-- Data provided start --
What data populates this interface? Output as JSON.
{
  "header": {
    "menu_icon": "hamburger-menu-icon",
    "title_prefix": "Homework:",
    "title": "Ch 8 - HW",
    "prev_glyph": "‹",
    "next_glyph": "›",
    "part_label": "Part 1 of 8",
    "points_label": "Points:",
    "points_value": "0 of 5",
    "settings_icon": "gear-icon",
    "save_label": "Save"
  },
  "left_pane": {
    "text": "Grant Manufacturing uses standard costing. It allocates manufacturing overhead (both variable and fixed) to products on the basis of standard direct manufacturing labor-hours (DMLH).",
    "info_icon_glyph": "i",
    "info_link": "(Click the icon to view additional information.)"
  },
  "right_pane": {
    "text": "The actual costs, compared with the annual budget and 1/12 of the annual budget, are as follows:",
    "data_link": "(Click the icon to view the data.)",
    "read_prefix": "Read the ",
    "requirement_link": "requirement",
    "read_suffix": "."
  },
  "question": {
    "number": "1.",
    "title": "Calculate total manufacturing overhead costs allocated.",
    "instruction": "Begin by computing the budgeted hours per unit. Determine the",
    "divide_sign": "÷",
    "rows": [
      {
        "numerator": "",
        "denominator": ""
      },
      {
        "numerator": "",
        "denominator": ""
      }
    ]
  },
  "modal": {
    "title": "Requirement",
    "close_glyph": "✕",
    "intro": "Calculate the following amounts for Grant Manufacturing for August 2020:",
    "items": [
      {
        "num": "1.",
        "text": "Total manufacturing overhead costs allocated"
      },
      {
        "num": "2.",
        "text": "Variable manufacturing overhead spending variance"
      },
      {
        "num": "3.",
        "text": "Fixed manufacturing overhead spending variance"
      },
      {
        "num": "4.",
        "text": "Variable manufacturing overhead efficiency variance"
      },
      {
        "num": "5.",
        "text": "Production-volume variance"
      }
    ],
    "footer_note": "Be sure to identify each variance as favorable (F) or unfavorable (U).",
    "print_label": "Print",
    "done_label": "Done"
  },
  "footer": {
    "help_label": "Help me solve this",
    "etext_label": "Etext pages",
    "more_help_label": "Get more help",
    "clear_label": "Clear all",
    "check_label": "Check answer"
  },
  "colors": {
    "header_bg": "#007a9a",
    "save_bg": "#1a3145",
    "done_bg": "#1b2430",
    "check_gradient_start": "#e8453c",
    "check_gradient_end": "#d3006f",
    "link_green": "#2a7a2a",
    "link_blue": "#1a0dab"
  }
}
-- Data provided end --
- [Work to do]
Quote every entry exactly.

- [Completed task]
What data populates this interface? Output as JSON.
{
  "header": {
    "menu_icon": "hamburger-menu-icon",
    "title_prefix": "Homework:",
    "title": "Ch 8 - HW",
    "prev_glyph": "‹",
    "next_glyph": "›",
    "part_label": "Part 1 of 8",
    "points_label": "Points:",
    "points_value": "0 of 5",
    "settings_icon": "gear-icon",
    "save_label": "Save"
  },
  "left_pane": {
    "text": "Grant Manufacturing uses standard costing. It allocates manufacturing overhead (both variable and fixed) to products on the basis of standard direct manufacturing labor-hours (DMLH).",
    "info_icon_glyph": "i",
    "info_link": "(Click the icon to view additional information.)"
  },
  "right_pane": {
    "text": "The actual costs, compared with the annual budget and 1/12 of the annual budget, are as follows:",
    "data_link": "(Click the icon to view the data.)",
    "read_prefix": "Read the ",
    "requirement_link": "requirement",
    "read_suffix": "."
  },
  "question": {
    "number": "1.",
    "title": "Calculate total manufacturing overhead costs allocated.",
    "instruction": "Begin by computing the budgeted hours per unit. Determine the",
    "divide_sign": "÷",
    "rows": [
      {
        "numerator": "",
        "denominator": ""
      },
      {
        "numerator": "",
        "denominator": ""
      }
    ]
  },
  "modal": {
    "title": "Requirement",
    "close_glyph": "✕",
    "intro": "Calculate the following amounts for Grant Manufacturing for August 2020:",
    "items": [
      {
        "num": "1.",
        "text": "Total manufacturing overhead costs allocated"
      },
      {
        "num": "2.",
        "text": "Variable manufacturing overhead spending variance"
      },
      {
        "num": "3.",
        "text": "Fixed manufacturing overhead spending variance"
      },
      {
        "num": "4.",
        "text": "Variable manufacturing overhead efficiency variance"
      },
      {
        "num": "5.",
        "text": "Production-volume variance"
      }
    ],
    "footer_note": "Be sure to identify each variance as favorable (F) or unfavorable (U).",
    "print_label": "Print",
    "done_label": "Done"
  },
  "footer": {
    "help_label": "Help me solve this",
    "etext_label": "Etext pages",
    "more_help_label": "Get more help",
    "clear_label": "Clear all",
    "check_label": "Check answer"
  },
  "colors": {
    "header_bg": "#007a9a",
    "save_bg": "#1a3145",
    "done_bg": "#1b2430",
    "check_gradient_start": "#e8453c",
    "check_gradient_end": "#d3006f",
    "link_green": "#2a7a2a",
    "link_blue": "#1a0dab"
  }
}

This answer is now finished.